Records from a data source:
------------
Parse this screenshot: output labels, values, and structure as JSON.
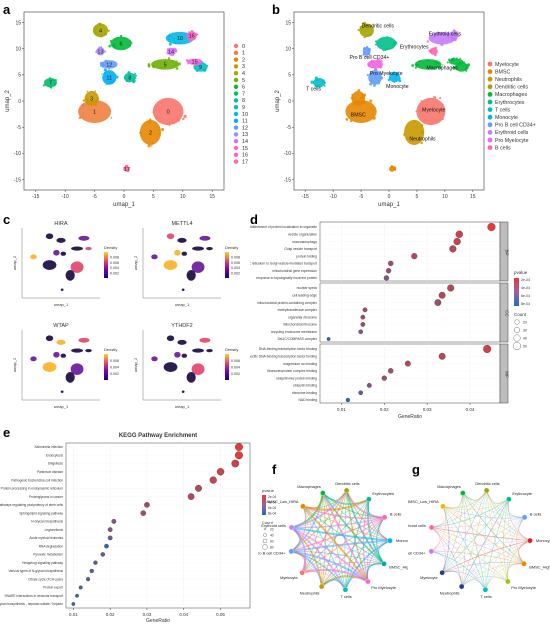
{
  "figure": {
    "panel_letters": [
      "a",
      "b",
      "c",
      "d",
      "e",
      "f",
      "g"
    ]
  },
  "panel_a": {
    "xlabel": "umap_1",
    "ylabel": "umap_2",
    "xticks": [
      "-15",
      "-10",
      "-5",
      "0",
      "5",
      "10",
      "15"
    ],
    "yticks": [
      "-15",
      "-10",
      "-5",
      "0",
      "5",
      "10",
      "15"
    ],
    "clusters": [
      {
        "id": "0",
        "color": "#f8766d",
        "x": 7.5,
        "y": -2,
        "rx": 2.6,
        "ry": 2.6
      },
      {
        "id": "1",
        "color": "#f07f3f",
        "x": -5,
        "y": -2,
        "rx": 2.8,
        "ry": 2.2
      },
      {
        "id": "2",
        "color": "#e58700",
        "x": 4.5,
        "y": -6,
        "rx": 1.8,
        "ry": 2.4
      },
      {
        "id": "3",
        "color": "#c99800",
        "x": -5.5,
        "y": 0.5,
        "rx": 1.2,
        "ry": 1.4
      },
      {
        "id": "4",
        "color": "#a3a500",
        "x": -4,
        "y": 13.5,
        "rx": 1.3,
        "ry": 1.3
      },
      {
        "id": "5",
        "color": "#6bb100",
        "x": 7,
        "y": 7,
        "rx": 2.4,
        "ry": 1.0
      },
      {
        "id": "6",
        "color": "#00ba38",
        "x": -0.5,
        "y": 11,
        "rx": 1.8,
        "ry": 1.3
      },
      {
        "id": "7",
        "color": "#00be67",
        "x": -12.5,
        "y": 3.5,
        "rx": 1.1,
        "ry": 0.9
      },
      {
        "id": "8",
        "color": "#00c19a",
        "x": 1,
        "y": 4.5,
        "rx": 1.0,
        "ry": 0.9
      },
      {
        "id": "9",
        "color": "#00bfc4",
        "x": 13,
        "y": 6.5,
        "rx": 1.2,
        "ry": 0.9
      },
      {
        "id": "10",
        "color": "#00b9e3",
        "x": 9.5,
        "y": 12,
        "rx": 2.4,
        "ry": 1.2
      },
      {
        "id": "11",
        "color": "#00adfa",
        "x": -2.5,
        "y": 4.5,
        "rx": 1.2,
        "ry": 1.4
      },
      {
        "id": "12",
        "color": "#619cff",
        "x": -2.5,
        "y": 7,
        "rx": 1.4,
        "ry": 0.8
      },
      {
        "id": "13",
        "color": "#ae87ff",
        "x": -4,
        "y": 9.5,
        "rx": 0.7,
        "ry": 0.8
      },
      {
        "id": "14",
        "color": "#db72fb",
        "x": 8,
        "y": 9.5,
        "rx": 0.7,
        "ry": 0.7
      },
      {
        "id": "15",
        "color": "#f564e3",
        "x": 12,
        "y": 7.5,
        "rx": 1.3,
        "ry": 0.6
      },
      {
        "id": "16",
        "color": "#ff61c3",
        "x": 11.5,
        "y": 12.5,
        "rx": 0.9,
        "ry": 0.8
      },
      {
        "id": "17",
        "color": "#ff6c91",
        "x": 0.5,
        "y": -13,
        "rx": 0.5,
        "ry": 0.5
      }
    ]
  },
  "panel_b": {
    "xlabel": "umap_1",
    "ylabel": "umap_2",
    "xticks": [
      "-15",
      "-10",
      "-5",
      "0",
      "5",
      "10",
      "15"
    ],
    "yticks": [
      "-15",
      "-10",
      "-5",
      "0",
      "5",
      "10",
      "15"
    ],
    "legend": [
      {
        "label": "Myelocyte",
        "color": "#f8766d"
      },
      {
        "label": "BMSC",
        "color": "#e58700"
      },
      {
        "label": "Neutrophils",
        "color": "#c99800"
      },
      {
        "label": "Dendritic cells",
        "color": "#a3a500"
      },
      {
        "label": "Macrophages",
        "color": "#00ba38"
      },
      {
        "label": "Erythrocytes",
        "color": "#00c08b"
      },
      {
        "label": "T cells",
        "color": "#00bfc4"
      },
      {
        "label": "Monocyte",
        "color": "#00b4f0"
      },
      {
        "label": "Pro B cell CD34+",
        "color": "#619cff"
      },
      {
        "label": "Erythroid cells",
        "color": "#c77cff"
      },
      {
        "label": "Pro Myelocyte",
        "color": "#f564e3"
      },
      {
        "label": "B cells",
        "color": "#ff64b0"
      }
    ],
    "annotations": [
      {
        "text": "Dendritic cells",
        "x": -2,
        "y": 14
      },
      {
        "text": "Erythroid cells",
        "x": 10,
        "y": 12.5
      },
      {
        "text": "Erythrocytes",
        "x": 4.5,
        "y": 10
      },
      {
        "text": "Pro B cell CD34+",
        "x": -3.5,
        "y": 8
      },
      {
        "text": "Pro Myelocyte",
        "x": -0.5,
        "y": 5
      },
      {
        "text": "Macrophages",
        "x": 9.5,
        "y": 6
      },
      {
        "text": "Monocyte",
        "x": 1.5,
        "y": 2.5
      },
      {
        "text": "T cells",
        "x": -13.5,
        "y": 2
      },
      {
        "text": "BMSC",
        "x": -5.5,
        "y": -3
      },
      {
        "text": "Myelocyte",
        "x": 8,
        "y": -2
      },
      {
        "text": "Neutrophils",
        "x": 6,
        "y": -7.5
      }
    ]
  },
  "panel_c": {
    "xlabel": "umap_1",
    "ylabel": "umap_2",
    "legend_title": "Density",
    "plots": [
      {
        "title": "HIRA",
        "scale": [
          "0.002",
          "0.004",
          "0.006",
          "0.008"
        ]
      },
      {
        "title": "METTL4",
        "scale": [
          "0.002",
          "0.004",
          "0.006",
          "0.008"
        ]
      },
      {
        "title": "WTAP",
        "scale": [
          "0.002",
          "0.004",
          "0.006"
        ]
      },
      {
        "title": "YTHDF2",
        "scale": [
          "0.002",
          "0.004",
          "0.006"
        ]
      }
    ]
  },
  "panel_d": {
    "xlabel": "GeneRatio",
    "xticks": [
      "0.01",
      "0.02",
      "0.03",
      "0.04"
    ],
    "xlim": [
      0.005,
      0.047
    ],
    "legend_title_color": "pvalue",
    "legend_color_ticks": [
      "2e-04",
      "4e-04",
      "6e-04",
      "8e-04"
    ],
    "legend_title_size": "Count",
    "legend_size_ticks": [
      "20",
      "30",
      "40",
      "50"
    ],
    "groups": [
      {
        "name": "BP",
        "terms": [
          {
            "term": "establishment of protein localization to organelle",
            "ratio": 0.045,
            "count": 52,
            "p": 0.0001
          },
          {
            "term": "vesicle organization",
            "ratio": 0.0375,
            "count": 44,
            "p": 0.0002
          },
          {
            "term": "macroautophagy",
            "ratio": 0.037,
            "count": 43,
            "p": 0.0002
          },
          {
            "term": "Golgi vesicle transport",
            "ratio": 0.036,
            "count": 42,
            "p": 0.0003
          },
          {
            "term": "protein folding",
            "ratio": 0.027,
            "count": 32,
            "p": 0.0003
          },
          {
            "term": "endoplasmic reticulum to Golgi vesicle-mediated transport",
            "ratio": 0.0215,
            "count": 25,
            "p": 0.0004
          },
          {
            "term": "mitochondrial gene expression",
            "ratio": 0.021,
            "count": 24,
            "p": 0.0004
          },
          {
            "term": "response to topologically incorrect protein",
            "ratio": 0.0205,
            "count": 24,
            "p": 0.0005
          }
        ]
      },
      {
        "name": "CC",
        "terms": [
          {
            "term": "nuclear speck",
            "ratio": 0.0355,
            "count": 41,
            "p": 0.0003
          },
          {
            "term": "cell leading edge",
            "ratio": 0.0335,
            "count": 39,
            "p": 0.0003
          },
          {
            "term": "mitochondrial protein-containing complex",
            "ratio": 0.0325,
            "count": 38,
            "p": 0.0004
          },
          {
            "term": "methyltransferase complex",
            "ratio": 0.0155,
            "count": 18,
            "p": 0.0004
          },
          {
            "term": "organellar ribosome",
            "ratio": 0.015,
            "count": 18,
            "p": 0.0004
          },
          {
            "term": "mitochondrial ribosome",
            "ratio": 0.015,
            "count": 18,
            "p": 0.0004
          },
          {
            "term": "recycling endosome membrane",
            "ratio": 0.0145,
            "count": 17,
            "p": 0.0005
          },
          {
            "term": "Set1C/COMPASS complex",
            "ratio": 0.007,
            "count": 8,
            "p": 0.0009
          }
        ]
      },
      {
        "name": "MF",
        "terms": [
          {
            "term": "DNA-binding transcription factor binding",
            "ratio": 0.044,
            "count": 51,
            "p": 0.0002
          },
          {
            "term": "RNA polymerase II-specific DNA-binding transcription factor binding",
            "ratio": 0.0335,
            "count": 39,
            "p": 0.0003
          },
          {
            "term": "magnesium ion binding",
            "ratio": 0.0255,
            "count": 30,
            "p": 0.0003
          },
          {
            "term": "ribonucleoprotein complex binding",
            "ratio": 0.0215,
            "count": 25,
            "p": 0.0004
          },
          {
            "term": "ubiquitin-like protein binding",
            "ratio": 0.02,
            "count": 23,
            "p": 0.0004
          },
          {
            "term": "ubiquitin binding",
            "ratio": 0.0165,
            "count": 19,
            "p": 0.0005
          },
          {
            "term": "ribosome binding",
            "ratio": 0.0145,
            "count": 17,
            "p": 0.0006
          },
          {
            "term": "NAD binding",
            "ratio": 0.0115,
            "count": 13,
            "p": 0.0008
          }
        ]
      }
    ]
  },
  "panel_e": {
    "title": "KEGG Pathway Enrichment",
    "xlabel": "GeneRatio",
    "xticks": [
      "0.01",
      "0.02",
      "0.03",
      "0.04",
      "0.05"
    ],
    "xlim": [
      0.008,
      0.058
    ],
    "legend_title_color": "pvalue",
    "legend_color_ticks": [
      "2e-04",
      "4e-04",
      "6e-04",
      "8e-04"
    ],
    "legend_title_size": "Count",
    "legend_size_ticks": [
      "20",
      "30",
      "40",
      "50"
    ],
    "terms": [
      {
        "term": "Salmonella infection",
        "ratio": 0.055,
        "count": 50,
        "p": 0.0001
      },
      {
        "term": "Endocytosis",
        "ratio": 0.055,
        "count": 50,
        "p": 0.0001
      },
      {
        "term": "Shigellosis",
        "ratio": 0.054,
        "count": 48,
        "p": 0.0002
      },
      {
        "term": "Parkinson disease",
        "ratio": 0.05,
        "count": 45,
        "p": 0.0002
      },
      {
        "term": "Pathogenic Escherichia coli infection",
        "ratio": 0.048,
        "count": 43,
        "p": 0.0002
      },
      {
        "term": "Protein processing in endoplasmic reticulum",
        "ratio": 0.044,
        "count": 40,
        "p": 0.0003
      },
      {
        "term": "Proteoglycans in cancer",
        "ratio": 0.042,
        "count": 38,
        "p": 0.0003
      },
      {
        "term": "Signaling pathways regulating pluripotency of stem cells",
        "ratio": 0.03,
        "count": 27,
        "p": 0.0004
      },
      {
        "term": "Sphingolipid signaling pathway",
        "ratio": 0.029,
        "count": 26,
        "p": 0.0004
      },
      {
        "term": "N-Glycan biosynthesis",
        "ratio": 0.021,
        "count": 19,
        "p": 0.0005
      },
      {
        "term": "Legionellosis",
        "ratio": 0.02,
        "count": 18,
        "p": 0.0005
      },
      {
        "term": "Acute myeloid leukemia",
        "ratio": 0.02,
        "count": 18,
        "p": 0.0006
      },
      {
        "term": "RNA degradation",
        "ratio": 0.019,
        "count": 17,
        "p": 0.0008
      },
      {
        "term": "Pyruvate metabolism",
        "ratio": 0.018,
        "count": 16,
        "p": 0.0006
      },
      {
        "term": "Hedgehog signaling pathway",
        "ratio": 0.016,
        "count": 14,
        "p": 0.0006
      },
      {
        "term": "Various types of N-glycan biosynthesis",
        "ratio": 0.015,
        "count": 13,
        "p": 0.0007
      },
      {
        "term": "Citrate cycle (TCA cycle)",
        "ratio": 0.014,
        "count": 12,
        "p": 0.0007
      },
      {
        "term": "Protein export",
        "ratio": 0.012,
        "count": 10,
        "p": 0.0007
      },
      {
        "term": "SNARE interactions in vesicular transport",
        "ratio": 0.011,
        "count": 9,
        "p": 0.0008
      },
      {
        "term": "Glycosaminoglycan biosynthesis - heparan sulfate / heparin",
        "ratio": 0.01,
        "count": 8,
        "p": 0.0008
      }
    ]
  },
  "panel_f": {
    "legend_title_color": "pvalue",
    "legend_color_ticks": [
      "2e-04",
      "4e-04",
      "6e-04",
      "8e-04"
    ],
    "legend_title_size": "Count",
    "legend_size_ticks": [
      "20",
      "40",
      "60",
      "80"
    ],
    "nodes": [
      {
        "label": "Macrophages",
        "color": "#00ba38"
      },
      {
        "label": "Dendritic cells",
        "color": "#a3a500"
      },
      {
        "label": "Erythrocytes",
        "color": "#00c08b"
      },
      {
        "label": "B cells",
        "color": "#ff64b0"
      },
      {
        "label": "Monocyte",
        "color": "#00b4f0"
      },
      {
        "label": "BMSC_High_HIRA",
        "color": "#00a9a5"
      },
      {
        "label": "Pro Myelocyte",
        "color": "#f564e3"
      },
      {
        "label": "T cells",
        "color": "#00bfc4"
      },
      {
        "label": "Neutrophils",
        "color": "#c99800"
      },
      {
        "label": "Myelocyte",
        "color": "#f8766d"
      },
      {
        "label": "Pro B cell CD34+",
        "color": "#619cff"
      },
      {
        "label": "Erythroid cells",
        "color": "#c77cff"
      },
      {
        "label": "BMSC_Low_HIRA",
        "color": "#e58700"
      }
    ]
  },
  "panel_g": {
    "nodes": [
      {
        "label": "Macrophages",
        "color": "#00ba38"
      },
      {
        "label": "Dendritic cells",
        "color": "#a3a500"
      },
      {
        "label": "Erythrocyte",
        "color": "#00c08b"
      },
      {
        "label": "B cells",
        "color": "#619cff"
      },
      {
        "label": "Monocyte",
        "color": "#e41a1c"
      },
      {
        "label": "BMSC_High_HIRA",
        "color": "#e58700"
      },
      {
        "label": "Pro Myelocyte",
        "color": "#a3c400"
      },
      {
        "label": "T cells",
        "color": "#00bfc4"
      },
      {
        "label": "Neutrophils",
        "color": "#2c3e8f"
      },
      {
        "label": "Myelocyte",
        "color": "#2c3e8f"
      },
      {
        "label": "Pro B cell CD34+",
        "color": "#c77cff"
      },
      {
        "label": "Erythroid cells",
        "color": "#ff64b0"
      },
      {
        "label": "BMSC_Low_HIRA",
        "color": "#ffb000"
      }
    ]
  }
}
------------
* **Exercise**:
Copy all lines above where "mitochondrial" is present.

* **Your solution**:
            "term": "mitochondrial gene expression",
            "term": "mitochondrial protein-containing complex",
            "term": "mitochondrial ribosome",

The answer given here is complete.